__Instructions for the task__.
Your task is to repeat the entries exactly. Leave the pictures out.

-- begin Information shown --

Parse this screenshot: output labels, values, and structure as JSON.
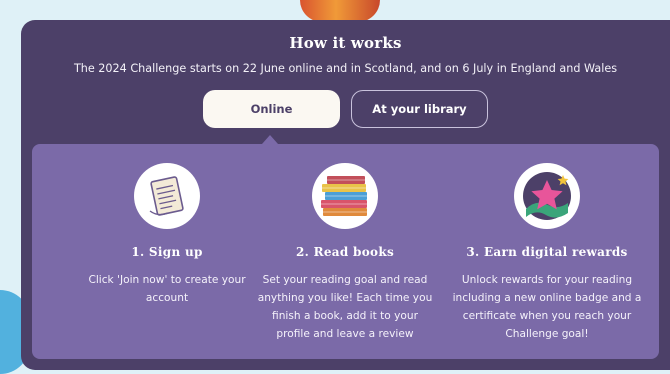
{
  "header": {
    "title": "How it works",
    "subtitle": "The 2024 Challenge starts on 22 June online and in Scotland, and on 6 July in England and Wales"
  },
  "tabs": [
    {
      "label": "Online",
      "selected": true
    },
    {
      "label": "At your library",
      "selected": false
    }
  ],
  "steps": [
    {
      "icon": "paper-scroll-icon",
      "title": "1. Sign up",
      "description": "Click 'Join now' to create your account"
    },
    {
      "icon": "book-stack-icon",
      "title": "2. Read books",
      "description": "Set your reading goal and read anything you like! Each time you finish a book, add it to your profile and leave a review"
    },
    {
      "icon": "star-badge-icon",
      "title": "3. Earn digital rewards",
      "description": "Unlock rewards for your reading including a new online badge and a certificate when you reach your Challenge goal!"
    }
  ],
  "colors": {
    "panel": "#4c4068",
    "inner_panel": "#7b6aa8",
    "selected_tab": "#fbf8f2",
    "page_background": "#dff1f7"
  }
}
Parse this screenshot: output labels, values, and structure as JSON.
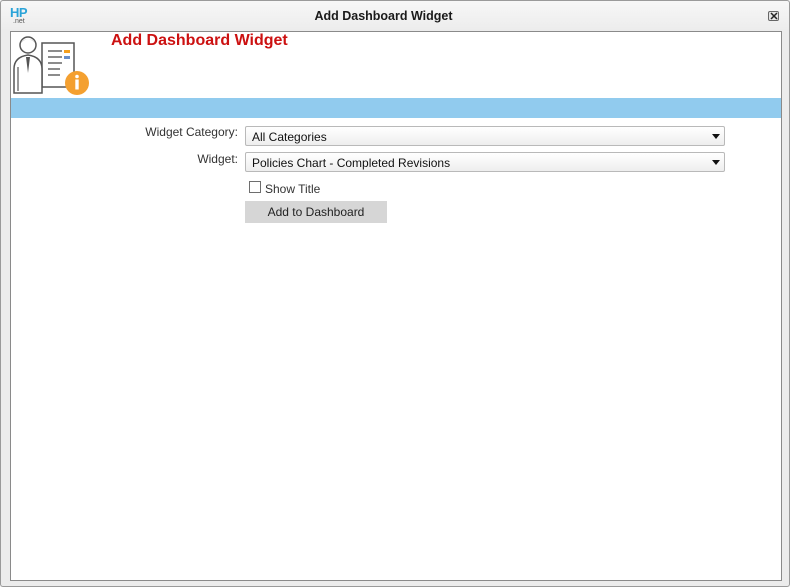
{
  "window": {
    "app_logo_text": "HP",
    "app_logo_subtext": ".net",
    "title": "Add Dashboard Widget"
  },
  "header": {
    "heading": "Add Dashboard Widget",
    "icon": "user-document-info-icon"
  },
  "form": {
    "category_label": "Widget Category:",
    "category_value": "All Categories",
    "widget_label": "Widget:",
    "widget_value": "Policies Chart - Completed Revisions",
    "show_title_label": "Show Title",
    "show_title_checked": false,
    "submit_label": "Add to Dashboard"
  },
  "colors": {
    "heading": "#cc1111",
    "band": "#91cbee",
    "button": "#d6d6d6"
  }
}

-- end Information shown --

__Full solution__.
Parse this screenshot: output labels, values, and structure as JSON.
{
  "header": {
    "title": "How it works",
    "subtitle": "The 2024 Challenge starts on 22 June online and in Scotland, and on 6 July in England and Wales"
  },
  "tabs": [
    {
      "label": "Online",
      "selected": true
    },
    {
      "label": "At your library",
      "selected": false
    }
  ],
  "steps": [
    {
      "icon": "paper-scroll-icon",
      "title": "1. Sign up",
      "description": "Click 'Join now' to create your account"
    },
    {
      "icon": "book-stack-icon",
      "title": "2. Read books",
      "description": "Set your reading goal and read anything you like! Each time you finish a book, add it to your profile and leave a review"
    },
    {
      "icon": "star-badge-icon",
      "title": "3. Earn digital rewards",
      "description": "Unlock rewards for your reading including a new online badge and a certificate when you reach your Challenge goal!"
    }
  ],
  "colors": {
    "panel": "#4c4068",
    "inner_panel": "#7b6aa8",
    "selected_tab": "#fbf8f2",
    "page_background": "#dff1f7"
  }
}
Parse this screenshot: output labels, values, and structure as JSON.
{
  "window": {
    "app_logo_text": "HP",
    "app_logo_subtext": ".net",
    "title": "Add Dashboard Widget"
  },
  "header": {
    "heading": "Add Dashboard Widget",
    "icon": "user-document-info-icon"
  },
  "form": {
    "category_label": "Widget Category:",
    "category_value": "All Categories",
    "widget_label": "Widget:",
    "widget_value": "Policies Chart - Completed Revisions",
    "show_title_label": "Show Title",
    "show_title_checked": false,
    "submit_label": "Add to Dashboard"
  },
  "colors": {
    "heading": "#cc1111",
    "band": "#91cbee",
    "button": "#d6d6d6"
  }
}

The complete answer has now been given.